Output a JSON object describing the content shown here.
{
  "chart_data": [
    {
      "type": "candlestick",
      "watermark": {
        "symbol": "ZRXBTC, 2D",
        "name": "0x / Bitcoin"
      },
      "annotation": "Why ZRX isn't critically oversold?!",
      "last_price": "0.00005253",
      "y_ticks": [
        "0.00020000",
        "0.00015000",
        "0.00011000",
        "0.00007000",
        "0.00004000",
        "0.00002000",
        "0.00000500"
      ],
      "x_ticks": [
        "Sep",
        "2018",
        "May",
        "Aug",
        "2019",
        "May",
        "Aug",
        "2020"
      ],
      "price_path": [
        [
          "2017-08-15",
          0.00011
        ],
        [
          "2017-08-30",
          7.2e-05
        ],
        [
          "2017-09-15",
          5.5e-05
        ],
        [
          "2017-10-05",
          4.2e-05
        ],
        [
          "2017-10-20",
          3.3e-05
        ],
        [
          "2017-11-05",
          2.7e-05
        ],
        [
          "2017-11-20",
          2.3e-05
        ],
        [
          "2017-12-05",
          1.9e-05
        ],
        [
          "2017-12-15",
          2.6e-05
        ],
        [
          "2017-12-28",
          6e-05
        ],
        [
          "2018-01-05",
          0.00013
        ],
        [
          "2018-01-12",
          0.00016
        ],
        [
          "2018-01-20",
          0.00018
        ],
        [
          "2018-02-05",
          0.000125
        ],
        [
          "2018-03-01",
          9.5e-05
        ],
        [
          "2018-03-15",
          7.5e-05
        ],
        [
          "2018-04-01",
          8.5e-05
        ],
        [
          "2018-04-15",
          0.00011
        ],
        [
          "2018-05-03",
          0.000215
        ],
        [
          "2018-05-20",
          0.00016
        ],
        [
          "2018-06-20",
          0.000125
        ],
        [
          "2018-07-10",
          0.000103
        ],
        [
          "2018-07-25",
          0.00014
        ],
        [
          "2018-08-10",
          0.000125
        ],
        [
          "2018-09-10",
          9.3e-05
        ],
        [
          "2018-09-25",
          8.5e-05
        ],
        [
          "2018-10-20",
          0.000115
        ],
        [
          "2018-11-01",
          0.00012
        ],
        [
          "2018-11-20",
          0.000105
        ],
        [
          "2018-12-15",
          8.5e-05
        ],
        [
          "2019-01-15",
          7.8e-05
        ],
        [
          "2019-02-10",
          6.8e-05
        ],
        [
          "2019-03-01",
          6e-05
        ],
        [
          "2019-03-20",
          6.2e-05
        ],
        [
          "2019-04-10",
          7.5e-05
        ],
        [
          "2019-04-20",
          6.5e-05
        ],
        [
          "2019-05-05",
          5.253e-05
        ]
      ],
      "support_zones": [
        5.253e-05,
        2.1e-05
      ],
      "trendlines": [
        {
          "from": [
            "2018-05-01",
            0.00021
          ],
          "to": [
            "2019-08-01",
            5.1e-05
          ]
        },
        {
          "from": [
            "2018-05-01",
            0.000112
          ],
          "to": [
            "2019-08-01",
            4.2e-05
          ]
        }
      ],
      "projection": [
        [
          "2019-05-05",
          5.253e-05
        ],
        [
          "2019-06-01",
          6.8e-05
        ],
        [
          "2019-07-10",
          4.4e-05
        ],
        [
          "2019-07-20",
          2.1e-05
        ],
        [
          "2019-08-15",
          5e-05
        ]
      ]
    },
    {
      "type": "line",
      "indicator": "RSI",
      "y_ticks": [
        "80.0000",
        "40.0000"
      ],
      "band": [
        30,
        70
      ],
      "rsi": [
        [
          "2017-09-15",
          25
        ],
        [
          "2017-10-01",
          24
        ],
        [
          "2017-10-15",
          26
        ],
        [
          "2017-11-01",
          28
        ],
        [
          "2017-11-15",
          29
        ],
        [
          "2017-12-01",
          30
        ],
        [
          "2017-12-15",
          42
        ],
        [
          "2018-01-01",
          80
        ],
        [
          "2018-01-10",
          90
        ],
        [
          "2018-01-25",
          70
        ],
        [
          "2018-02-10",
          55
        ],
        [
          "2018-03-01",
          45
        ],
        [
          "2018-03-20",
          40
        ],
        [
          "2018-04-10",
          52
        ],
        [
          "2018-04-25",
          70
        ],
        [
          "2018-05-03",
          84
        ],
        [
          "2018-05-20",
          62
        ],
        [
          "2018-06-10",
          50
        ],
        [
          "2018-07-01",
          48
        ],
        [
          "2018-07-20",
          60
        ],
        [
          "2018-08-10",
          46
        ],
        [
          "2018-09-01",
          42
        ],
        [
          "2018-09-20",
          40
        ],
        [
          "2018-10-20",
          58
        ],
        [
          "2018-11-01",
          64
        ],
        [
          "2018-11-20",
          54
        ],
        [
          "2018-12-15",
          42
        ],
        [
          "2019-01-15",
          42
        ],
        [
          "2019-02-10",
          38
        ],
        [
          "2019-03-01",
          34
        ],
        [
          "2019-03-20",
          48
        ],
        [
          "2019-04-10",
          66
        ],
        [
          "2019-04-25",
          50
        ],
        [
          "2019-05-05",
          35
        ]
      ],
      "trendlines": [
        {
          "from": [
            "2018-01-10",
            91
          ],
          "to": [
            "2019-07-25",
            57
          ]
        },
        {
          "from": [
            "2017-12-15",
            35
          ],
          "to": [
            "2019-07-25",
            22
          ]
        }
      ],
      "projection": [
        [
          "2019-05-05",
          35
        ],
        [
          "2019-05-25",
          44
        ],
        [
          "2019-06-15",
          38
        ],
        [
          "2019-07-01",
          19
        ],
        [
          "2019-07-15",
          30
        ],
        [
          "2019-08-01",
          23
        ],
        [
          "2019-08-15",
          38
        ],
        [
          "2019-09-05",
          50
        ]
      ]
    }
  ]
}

═══

Using the data above, print every record exactly as shown.

Output a JSON object describing the content shown here.
{
  "chart_data": [
    {
      "type": "candlestick",
      "watermark": {
        "symbol": "ZRXBTC, 2D",
        "name": "0x / Bitcoin"
      },
      "annotation": "Why ZRX isn't critically oversold?!",
      "last_price": "0.00005253",
      "y_ticks": [
        "0.00020000",
        "0.00015000",
        "0.00011000",
        "0.00007000",
        "0.00004000",
        "0.00002000",
        "0.00000500"
      ],
      "x_ticks": [
        "Sep",
        "2018",
        "May",
        "Aug",
        "2019",
        "May",
        "Aug",
        "2020"
      ],
      "price_path": [
        [
          "2017-08-15",
          0.00011
        ],
        [
          "2017-08-30",
          7.2e-05
        ],
        [
          "2017-09-15",
          5.5e-05
        ],
        [
          "2017-10-05",
          4.2e-05
        ],
        [
          "2017-10-20",
          3.3e-05
        ],
        [
          "2017-11-05",
          2.7e-05
        ],
        [
          "2017-11-20",
          2.3e-05
        ],
        [
          "2017-12-05",
          1.9e-05
        ],
        [
          "2017-12-15",
          2.6e-05
        ],
        [
          "2017-12-28",
          6e-05
        ],
        [
          "2018-01-05",
          0.00013
        ],
        [
          "2018-01-12",
          0.00016
        ],
        [
          "2018-01-20",
          0.00018
        ],
        [
          "2018-02-05",
          0.000125
        ],
        [
          "2018-03-01",
          9.5e-05
        ],
        [
          "2018-03-15",
          7.5e-05
        ],
        [
          "2018-04-01",
          8.5e-05
        ],
        [
          "2018-04-15",
          0.00011
        ],
        [
          "2018-05-03",
          0.000215
        ],
        [
          "2018-05-20",
          0.00016
        ],
        [
          "2018-06-20",
          0.000125
        ],
        [
          "2018-07-10",
          0.000103
        ],
        [
          "2018-07-25",
          0.00014
        ],
        [
          "2018-08-10",
          0.000125
        ],
        [
          "2018-09-10",
          9.3e-05
        ],
        [
          "2018-09-25",
          8.5e-05
        ],
        [
          "2018-10-20",
          0.000115
        ],
        [
          "2018-11-01",
          0.00012
        ],
        [
          "2018-11-20",
          0.000105
        ],
        [
          "2018-12-15",
          8.5e-05
        ],
        [
          "2019-01-15",
          7.8e-05
        ],
        [
          "2019-02-10",
          6.8e-05
        ],
        [
          "2019-03-01",
          6e-05
        ],
        [
          "2019-03-20",
          6.2e-05
        ],
        [
          "2019-04-10",
          7.5e-05
        ],
        [
          "2019-04-20",
          6.5e-05
        ],
        [
          "2019-05-05",
          5.253e-05
        ]
      ],
      "support_zones": [
        5.253e-05,
        2.1e-05
      ],
      "trendlines": [
        {
          "from": [
            "2018-05-01",
            0.00021
          ],
          "to": [
            "2019-08-01",
            5.1e-05
          ]
        },
        {
          "from": [
            "2018-05-01",
            0.000112
          ],
          "to": [
            "2019-08-01",
            4.2e-05
          ]
        }
      ],
      "projection": [
        [
          "2019-05-05",
          5.253e-05
        ],
        [
          "2019-06-01",
          6.8e-05
        ],
        [
          "2019-07-10",
          4.4e-05
        ],
        [
          "2019-07-20",
          2.1e-05
        ],
        [
          "2019-08-15",
          5e-05
        ]
      ]
    },
    {
      "type": "line",
      "indicator": "RSI",
      "y_ticks": [
        "80.0000",
        "40.0000"
      ],
      "band": [
        30,
        70
      ],
      "rsi": [
        [
          "2017-09-15",
          25
        ],
        [
          "2017-10-01",
          24
        ],
        [
          "2017-10-15",
          26
        ],
        [
          "2017-11-01",
          28
        ],
        [
          "2017-11-15",
          29
        ],
        [
          "2017-12-01",
          30
        ],
        [
          "2017-12-15",
          42
        ],
        [
          "2018-01-01",
          80
        ],
        [
          "2018-01-10",
          90
        ],
        [
          "2018-01-25",
          70
        ],
        [
          "2018-02-10",
          55
        ],
        [
          "2018-03-01",
          45
        ],
        [
          "2018-03-20",
          40
        ],
        [
          "2018-04-10",
          52
        ],
        [
          "2018-04-25",
          70
        ],
        [
          "2018-05-03",
          84
        ],
        [
          "2018-05-20",
          62
        ],
        [
          "2018-06-10",
          50
        ],
        [
          "2018-07-01",
          48
        ],
        [
          "2018-07-20",
          60
        ],
        [
          "2018-08-10",
          46
        ],
        [
          "2018-09-01",
          42
        ],
        [
          "2018-09-20",
          40
        ],
        [
          "2018-10-20",
          58
        ],
        [
          "2018-11-01",
          64
        ],
        [
          "2018-11-20",
          54
        ],
        [
          "2018-12-15",
          42
        ],
        [
          "2019-01-15",
          42
        ],
        [
          "2019-02-10",
          38
        ],
        [
          "2019-03-01",
          34
        ],
        [
          "2019-03-20",
          48
        ],
        [
          "2019-04-10",
          66
        ],
        [
          "2019-04-25",
          50
        ],
        [
          "2019-05-05",
          35
        ]
      ],
      "trendlines": [
        {
          "from": [
            "2018-01-10",
            91
          ],
          "to": [
            "2019-07-25",
            57
          ]
        },
        {
          "from": [
            "2017-12-15",
            35
          ],
          "to": [
            "2019-07-25",
            22
          ]
        }
      ],
      "projection": [
        [
          "2019-05-05",
          35
        ],
        [
          "2019-05-25",
          44
        ],
        [
          "2019-06-15",
          38
        ],
        [
          "2019-07-01",
          19
        ],
        [
          "2019-07-15",
          30
        ],
        [
          "2019-08-01",
          23
        ],
        [
          "2019-08-15",
          38
        ],
        [
          "2019-09-05",
          50
        ]
      ]
    }
  ]
}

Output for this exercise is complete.